* SELECTED TEXT:
Most law firms encounter the issue of possible falsification of medical records while handling personal injury, wrongful death, and medical negligence cases. Falsifying medical records refers to altering, changing, or modifying a document purposely. Falsification may involve removing a diagnostic report, inserting information without standard documentation, rewriting or destroying the record, omitting significant facts, or even creating records for nonexistent patients or staff. Comprehensive medical review solutions performed by professionals can identify whether a record has been altered or not.
Accurate and complete medical records are essential not only to provide quality care and treatment in hospitals, but also for smooth legal proceedings. In a lawsuit, key evidence that indicates that a record has been altered can force the settlement of an otherwise defensible case. There is also the possibility that providers or nurses may create medical records that are unclear, incomplete or inaccurate and they realize the inadequacies only during a professional misconduct investigation or lawsuit.
With almost all hospitals implementing electronic health record (EHR) systems that document appropriate medical record changes and can track the person who accesses the record system, it is more difficult to interfere with records.

* ACTIVITIES:
• 1. Answer these questions about the text on falsified medical records:
(a) How does the text define falsifying medical records?
(b) In a lawsuit, what can key evidence of an altered record force?
(c) What two things do EHR systems do that make records harder to interfere with?
• 2. Write a continuation of the text on falsified medical records, beginning after its final sentence.

* INFORMATION:

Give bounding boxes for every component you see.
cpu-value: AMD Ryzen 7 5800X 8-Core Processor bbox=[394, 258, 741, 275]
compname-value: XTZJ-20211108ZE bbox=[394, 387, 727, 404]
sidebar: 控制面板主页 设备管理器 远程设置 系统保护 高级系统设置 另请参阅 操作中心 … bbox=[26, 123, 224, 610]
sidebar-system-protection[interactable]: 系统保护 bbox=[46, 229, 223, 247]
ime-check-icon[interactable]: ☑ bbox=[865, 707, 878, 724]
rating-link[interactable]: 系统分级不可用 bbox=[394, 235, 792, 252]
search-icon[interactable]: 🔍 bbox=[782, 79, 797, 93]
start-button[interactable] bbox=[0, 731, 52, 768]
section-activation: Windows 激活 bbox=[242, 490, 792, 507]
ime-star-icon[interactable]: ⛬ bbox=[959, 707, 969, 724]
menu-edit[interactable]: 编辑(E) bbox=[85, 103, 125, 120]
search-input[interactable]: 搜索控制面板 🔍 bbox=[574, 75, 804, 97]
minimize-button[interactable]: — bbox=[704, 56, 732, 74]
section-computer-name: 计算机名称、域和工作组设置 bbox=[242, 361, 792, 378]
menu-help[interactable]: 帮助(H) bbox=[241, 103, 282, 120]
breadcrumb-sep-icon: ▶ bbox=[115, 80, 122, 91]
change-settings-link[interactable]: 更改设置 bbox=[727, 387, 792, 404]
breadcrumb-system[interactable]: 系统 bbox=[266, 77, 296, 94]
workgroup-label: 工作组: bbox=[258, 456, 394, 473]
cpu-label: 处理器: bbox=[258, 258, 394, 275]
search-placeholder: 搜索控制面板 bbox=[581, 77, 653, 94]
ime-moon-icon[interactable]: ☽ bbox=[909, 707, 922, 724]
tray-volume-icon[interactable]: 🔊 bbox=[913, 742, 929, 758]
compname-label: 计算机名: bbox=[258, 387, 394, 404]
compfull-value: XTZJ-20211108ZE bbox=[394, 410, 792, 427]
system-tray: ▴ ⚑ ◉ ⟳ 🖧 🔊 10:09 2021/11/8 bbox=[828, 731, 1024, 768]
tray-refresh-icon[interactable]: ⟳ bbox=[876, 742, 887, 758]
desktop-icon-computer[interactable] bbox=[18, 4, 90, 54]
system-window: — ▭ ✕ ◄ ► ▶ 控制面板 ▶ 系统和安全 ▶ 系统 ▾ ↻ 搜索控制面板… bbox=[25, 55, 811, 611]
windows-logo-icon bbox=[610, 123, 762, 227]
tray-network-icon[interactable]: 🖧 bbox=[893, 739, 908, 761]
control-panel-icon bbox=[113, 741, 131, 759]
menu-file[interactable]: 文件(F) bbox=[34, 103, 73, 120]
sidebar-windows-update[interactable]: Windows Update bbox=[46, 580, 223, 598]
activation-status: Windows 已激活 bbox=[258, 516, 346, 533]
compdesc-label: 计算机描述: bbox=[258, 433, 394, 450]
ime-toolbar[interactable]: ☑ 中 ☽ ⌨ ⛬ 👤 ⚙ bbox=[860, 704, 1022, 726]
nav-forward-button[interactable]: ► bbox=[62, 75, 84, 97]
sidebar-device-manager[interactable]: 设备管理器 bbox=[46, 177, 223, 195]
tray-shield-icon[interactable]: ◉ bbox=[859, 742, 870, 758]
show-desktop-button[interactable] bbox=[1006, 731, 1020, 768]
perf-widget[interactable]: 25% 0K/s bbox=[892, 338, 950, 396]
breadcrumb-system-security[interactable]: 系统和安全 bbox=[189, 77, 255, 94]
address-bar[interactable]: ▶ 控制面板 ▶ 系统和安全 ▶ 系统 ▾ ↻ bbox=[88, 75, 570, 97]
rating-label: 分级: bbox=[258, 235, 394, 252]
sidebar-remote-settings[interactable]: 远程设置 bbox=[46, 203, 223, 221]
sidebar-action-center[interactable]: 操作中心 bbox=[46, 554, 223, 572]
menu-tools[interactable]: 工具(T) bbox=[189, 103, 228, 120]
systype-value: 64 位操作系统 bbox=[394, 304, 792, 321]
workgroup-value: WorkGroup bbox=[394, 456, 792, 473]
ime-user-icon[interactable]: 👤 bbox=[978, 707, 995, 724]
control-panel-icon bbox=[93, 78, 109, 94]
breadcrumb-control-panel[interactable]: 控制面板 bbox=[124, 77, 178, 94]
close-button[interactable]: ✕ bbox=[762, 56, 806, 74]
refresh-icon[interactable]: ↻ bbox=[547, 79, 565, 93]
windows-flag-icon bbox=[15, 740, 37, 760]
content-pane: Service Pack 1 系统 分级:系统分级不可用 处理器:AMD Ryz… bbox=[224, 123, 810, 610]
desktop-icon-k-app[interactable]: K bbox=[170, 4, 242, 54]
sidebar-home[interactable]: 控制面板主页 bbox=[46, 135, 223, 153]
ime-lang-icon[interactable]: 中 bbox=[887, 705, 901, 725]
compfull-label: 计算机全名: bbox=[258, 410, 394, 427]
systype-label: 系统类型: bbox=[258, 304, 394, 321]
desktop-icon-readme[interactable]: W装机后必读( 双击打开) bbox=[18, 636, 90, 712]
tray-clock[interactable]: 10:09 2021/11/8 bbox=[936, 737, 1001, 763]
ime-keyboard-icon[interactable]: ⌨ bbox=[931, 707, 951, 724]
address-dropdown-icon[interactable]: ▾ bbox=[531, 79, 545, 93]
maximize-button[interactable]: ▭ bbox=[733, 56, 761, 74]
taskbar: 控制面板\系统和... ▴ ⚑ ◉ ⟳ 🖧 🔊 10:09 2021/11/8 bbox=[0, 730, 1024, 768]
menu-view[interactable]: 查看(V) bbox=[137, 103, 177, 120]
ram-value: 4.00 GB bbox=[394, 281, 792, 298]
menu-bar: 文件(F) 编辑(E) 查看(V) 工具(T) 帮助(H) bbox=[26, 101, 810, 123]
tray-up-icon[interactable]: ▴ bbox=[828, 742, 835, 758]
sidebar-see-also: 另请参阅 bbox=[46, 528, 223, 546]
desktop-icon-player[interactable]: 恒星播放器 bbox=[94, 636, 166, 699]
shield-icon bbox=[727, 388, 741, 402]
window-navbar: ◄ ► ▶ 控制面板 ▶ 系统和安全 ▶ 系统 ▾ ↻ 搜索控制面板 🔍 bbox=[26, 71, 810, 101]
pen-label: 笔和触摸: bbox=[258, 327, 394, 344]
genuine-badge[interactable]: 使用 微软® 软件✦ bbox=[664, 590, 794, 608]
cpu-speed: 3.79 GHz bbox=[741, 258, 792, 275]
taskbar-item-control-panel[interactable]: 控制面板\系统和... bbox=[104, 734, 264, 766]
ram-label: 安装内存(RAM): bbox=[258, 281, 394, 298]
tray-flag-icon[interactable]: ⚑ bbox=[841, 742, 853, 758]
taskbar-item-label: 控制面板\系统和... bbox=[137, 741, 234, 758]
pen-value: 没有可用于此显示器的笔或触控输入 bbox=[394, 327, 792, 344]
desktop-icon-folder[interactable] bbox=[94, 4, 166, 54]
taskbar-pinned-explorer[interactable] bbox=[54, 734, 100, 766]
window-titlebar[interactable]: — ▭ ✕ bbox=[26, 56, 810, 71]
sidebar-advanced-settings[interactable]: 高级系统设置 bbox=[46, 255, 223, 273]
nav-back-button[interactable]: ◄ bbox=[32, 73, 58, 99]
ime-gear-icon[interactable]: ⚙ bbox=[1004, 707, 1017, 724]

* SOLVED TASKS:
• 1.
(a) Altering, changing, or modifying a document purposely.
(b) The settlement of an otherwise defensible case.
(c) They document appropriate medical record changes and can track the person who accesses the record system.

• 2.
Alteration of a medical record can carry serious consequences. Medical records serve as important evidence in many legal cases. They contain key details such as patient’s medical history, the provider’s thought process, the basis for the diagnosis and treatment, communications with the patient and much more. Attorneys collect relevant medical records from claimants to support their argument in the court. If those records are left undated, illegible or incomplete, they can be used by a plaintiff lawyer to cast doubt upon the quality of care provided to the patient. A thorough review of medical records can distinguish falsifications if any, as the process looks for incomplete or doubtful information about the event that resulted in harm, or any disagreement between the documentation and what the patient has said; and compares progress notes with imaging reports, lab reports, pharmacy data and more.
Professional medical peer review solutions provided by experienced legal nurse consultants (LNC) focus on identifying any fraudulent documentation entries, as they know precisely what standard information the medical records should contain and can quickly identify missing, inconsistent, or out-of-order data. They can –
- create an accurate timeline of the events in order
- determine any inconsistencies in the records and identify any deviation from the standard of care
- provide questions to ask in a deposition
- summarize the testimony given on the record
- identify missing or misleading information
Proper and accurate medical record organization and review can provide lawyers with a clear idea of any sort of alterations in the records and the various medical aspects involved in a case which will help them find the crucial evidence, understand the case details and thus prepare for the trial. Rather than maintaining an in-house team to conduct record review, it is a better alternative for busy legal firms to outsource the task to an experienced medical record review company. Such companies follow a step-by-step record review process that involves – record organization and indexing, preparing a clear chronology of events, creating brief or detailed summaries and more.